**Objetivo planteado:**
Transcribe sin cambios la parte del listado que va desde su comienzo hasta la línea que contiene "category-community[interactable]: LINE 相談コミュニティ", ambas incluidas.

---------- Material proporcionado

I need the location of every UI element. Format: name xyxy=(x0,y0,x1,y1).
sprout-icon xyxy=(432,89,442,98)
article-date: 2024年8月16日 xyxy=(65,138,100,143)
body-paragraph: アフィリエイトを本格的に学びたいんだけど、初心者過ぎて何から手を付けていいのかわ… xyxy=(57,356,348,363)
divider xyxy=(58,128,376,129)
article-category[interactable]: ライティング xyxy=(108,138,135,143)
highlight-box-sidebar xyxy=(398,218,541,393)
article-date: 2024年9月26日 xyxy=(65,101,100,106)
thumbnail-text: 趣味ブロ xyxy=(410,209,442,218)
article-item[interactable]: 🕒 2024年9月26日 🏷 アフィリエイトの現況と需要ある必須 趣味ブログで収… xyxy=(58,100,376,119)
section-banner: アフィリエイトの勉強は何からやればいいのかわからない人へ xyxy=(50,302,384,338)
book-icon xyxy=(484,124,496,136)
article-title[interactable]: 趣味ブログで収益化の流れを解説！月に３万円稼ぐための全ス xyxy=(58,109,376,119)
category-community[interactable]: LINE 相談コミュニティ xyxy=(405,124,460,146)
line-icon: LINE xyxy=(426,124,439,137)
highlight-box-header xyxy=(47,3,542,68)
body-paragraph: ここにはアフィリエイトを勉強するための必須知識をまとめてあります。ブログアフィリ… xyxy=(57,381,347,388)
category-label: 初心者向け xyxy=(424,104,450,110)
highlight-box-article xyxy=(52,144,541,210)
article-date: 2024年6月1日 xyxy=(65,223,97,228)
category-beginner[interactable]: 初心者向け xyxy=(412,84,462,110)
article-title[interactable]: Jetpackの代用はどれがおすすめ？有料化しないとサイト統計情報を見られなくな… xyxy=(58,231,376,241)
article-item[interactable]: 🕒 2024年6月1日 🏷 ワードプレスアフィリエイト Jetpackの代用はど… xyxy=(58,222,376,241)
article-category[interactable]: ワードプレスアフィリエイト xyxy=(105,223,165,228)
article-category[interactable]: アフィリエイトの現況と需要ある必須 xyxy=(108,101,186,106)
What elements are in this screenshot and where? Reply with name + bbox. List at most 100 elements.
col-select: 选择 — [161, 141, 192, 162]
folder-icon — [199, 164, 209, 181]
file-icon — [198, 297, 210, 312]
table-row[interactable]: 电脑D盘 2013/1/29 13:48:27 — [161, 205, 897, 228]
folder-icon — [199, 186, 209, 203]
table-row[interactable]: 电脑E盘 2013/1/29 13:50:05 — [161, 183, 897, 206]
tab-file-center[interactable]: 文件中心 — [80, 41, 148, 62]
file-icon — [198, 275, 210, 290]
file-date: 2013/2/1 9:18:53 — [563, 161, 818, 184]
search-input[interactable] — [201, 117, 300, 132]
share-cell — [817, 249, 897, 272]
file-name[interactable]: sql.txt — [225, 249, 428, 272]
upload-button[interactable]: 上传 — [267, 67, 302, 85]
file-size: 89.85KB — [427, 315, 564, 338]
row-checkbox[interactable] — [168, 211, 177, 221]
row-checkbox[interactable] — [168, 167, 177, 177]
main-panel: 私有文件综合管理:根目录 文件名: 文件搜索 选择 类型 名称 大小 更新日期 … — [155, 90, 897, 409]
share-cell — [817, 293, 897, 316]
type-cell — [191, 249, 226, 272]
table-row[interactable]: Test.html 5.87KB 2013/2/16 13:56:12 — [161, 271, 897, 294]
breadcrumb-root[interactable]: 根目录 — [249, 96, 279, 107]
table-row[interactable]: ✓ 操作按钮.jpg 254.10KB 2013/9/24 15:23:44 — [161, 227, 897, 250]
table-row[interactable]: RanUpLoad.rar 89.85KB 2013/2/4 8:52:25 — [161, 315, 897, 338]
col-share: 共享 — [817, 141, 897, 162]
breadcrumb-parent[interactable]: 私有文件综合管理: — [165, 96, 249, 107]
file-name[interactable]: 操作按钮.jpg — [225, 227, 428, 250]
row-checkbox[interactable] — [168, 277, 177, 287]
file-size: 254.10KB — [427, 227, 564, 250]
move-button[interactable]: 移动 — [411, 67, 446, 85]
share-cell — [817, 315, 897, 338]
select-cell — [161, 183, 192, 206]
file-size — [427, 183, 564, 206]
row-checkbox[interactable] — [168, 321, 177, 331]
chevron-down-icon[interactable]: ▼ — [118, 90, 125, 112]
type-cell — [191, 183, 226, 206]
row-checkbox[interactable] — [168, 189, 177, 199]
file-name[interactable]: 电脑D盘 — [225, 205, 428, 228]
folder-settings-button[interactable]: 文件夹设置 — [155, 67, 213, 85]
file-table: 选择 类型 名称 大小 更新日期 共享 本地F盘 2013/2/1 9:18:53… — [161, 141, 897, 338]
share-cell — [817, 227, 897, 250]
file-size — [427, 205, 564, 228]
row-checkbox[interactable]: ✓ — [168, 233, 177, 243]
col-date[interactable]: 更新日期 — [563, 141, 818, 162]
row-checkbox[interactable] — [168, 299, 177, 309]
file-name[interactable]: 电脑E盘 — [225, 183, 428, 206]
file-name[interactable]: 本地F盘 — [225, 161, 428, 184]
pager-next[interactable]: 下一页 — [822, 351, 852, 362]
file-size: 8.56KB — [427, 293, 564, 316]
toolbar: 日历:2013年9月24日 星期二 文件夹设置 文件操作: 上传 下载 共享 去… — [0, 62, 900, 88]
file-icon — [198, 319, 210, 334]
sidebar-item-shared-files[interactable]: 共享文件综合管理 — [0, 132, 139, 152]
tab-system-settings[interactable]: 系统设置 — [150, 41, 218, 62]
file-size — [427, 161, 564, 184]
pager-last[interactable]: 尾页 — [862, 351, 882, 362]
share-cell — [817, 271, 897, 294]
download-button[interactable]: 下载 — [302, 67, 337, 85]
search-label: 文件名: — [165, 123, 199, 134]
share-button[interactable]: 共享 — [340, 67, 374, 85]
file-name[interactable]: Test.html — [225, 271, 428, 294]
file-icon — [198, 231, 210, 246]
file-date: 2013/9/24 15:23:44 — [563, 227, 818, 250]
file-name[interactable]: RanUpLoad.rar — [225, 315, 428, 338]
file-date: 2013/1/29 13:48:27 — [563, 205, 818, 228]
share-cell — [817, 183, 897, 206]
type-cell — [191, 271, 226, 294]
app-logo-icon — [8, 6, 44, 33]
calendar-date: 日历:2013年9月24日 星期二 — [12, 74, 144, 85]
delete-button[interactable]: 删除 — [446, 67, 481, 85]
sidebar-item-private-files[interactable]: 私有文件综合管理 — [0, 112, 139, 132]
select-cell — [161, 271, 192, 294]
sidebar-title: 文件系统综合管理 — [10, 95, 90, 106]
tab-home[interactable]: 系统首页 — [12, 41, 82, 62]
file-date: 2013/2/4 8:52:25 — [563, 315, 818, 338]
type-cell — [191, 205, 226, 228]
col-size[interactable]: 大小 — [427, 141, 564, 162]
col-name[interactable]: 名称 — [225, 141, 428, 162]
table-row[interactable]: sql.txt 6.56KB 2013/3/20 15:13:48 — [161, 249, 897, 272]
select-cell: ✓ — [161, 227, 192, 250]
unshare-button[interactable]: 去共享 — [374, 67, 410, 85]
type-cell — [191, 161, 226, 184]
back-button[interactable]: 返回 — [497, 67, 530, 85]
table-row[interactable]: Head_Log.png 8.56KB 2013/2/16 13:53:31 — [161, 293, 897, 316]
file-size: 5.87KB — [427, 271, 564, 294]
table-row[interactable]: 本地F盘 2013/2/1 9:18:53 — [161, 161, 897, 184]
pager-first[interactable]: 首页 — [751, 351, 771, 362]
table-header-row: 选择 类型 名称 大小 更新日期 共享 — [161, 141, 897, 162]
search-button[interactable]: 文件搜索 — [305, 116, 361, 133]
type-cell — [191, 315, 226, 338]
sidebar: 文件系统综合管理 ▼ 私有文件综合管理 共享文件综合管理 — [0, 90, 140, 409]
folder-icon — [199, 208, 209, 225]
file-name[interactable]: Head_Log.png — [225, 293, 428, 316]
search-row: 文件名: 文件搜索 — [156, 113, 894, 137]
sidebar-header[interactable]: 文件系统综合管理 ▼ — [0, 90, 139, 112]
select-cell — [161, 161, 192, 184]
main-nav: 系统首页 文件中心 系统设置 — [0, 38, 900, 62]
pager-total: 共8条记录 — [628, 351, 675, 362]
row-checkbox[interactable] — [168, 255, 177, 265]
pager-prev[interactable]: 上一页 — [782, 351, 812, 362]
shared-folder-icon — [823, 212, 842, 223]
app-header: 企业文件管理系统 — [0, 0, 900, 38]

--------------------

**Resultado obtenido:**
I need the location of every UI element. Format: name xyxy=(x0,y0,x1,y1).
sprout-icon xyxy=(432,89,442,98)
article-date: 2024年8月16日 xyxy=(65,138,100,143)
body-paragraph: アフィリエイトを本格的に学びたいんだけど、初心者過ぎて何から手を付けていいのかわ… xyxy=(57,356,348,363)
divider xyxy=(58,128,376,129)
article-category[interactable]: ライティング xyxy=(108,138,135,143)
highlight-box-sidebar xyxy=(398,218,541,393)
article-date: 2024年9月26日 xyxy=(65,101,100,106)
thumbnail-text: 趣味ブロ xyxy=(410,209,442,218)
article-item[interactable]: 🕒 2024年9月26日 🏷 アフィリエイトの現況と需要ある必須 趣味ブログで収… xyxy=(58,100,376,119)
section-banner: アフィリエイトの勉強は何からやればいいのかわからない人へ xyxy=(50,302,384,338)
book-icon xyxy=(484,124,496,136)
article-title[interactable]: 趣味ブログで収益化の流れを解説！月に３万円稼ぐための全ス xyxy=(58,109,376,119)
category-community[interactable]: LINE 相談コミュニティ xyxy=(405,124,460,146)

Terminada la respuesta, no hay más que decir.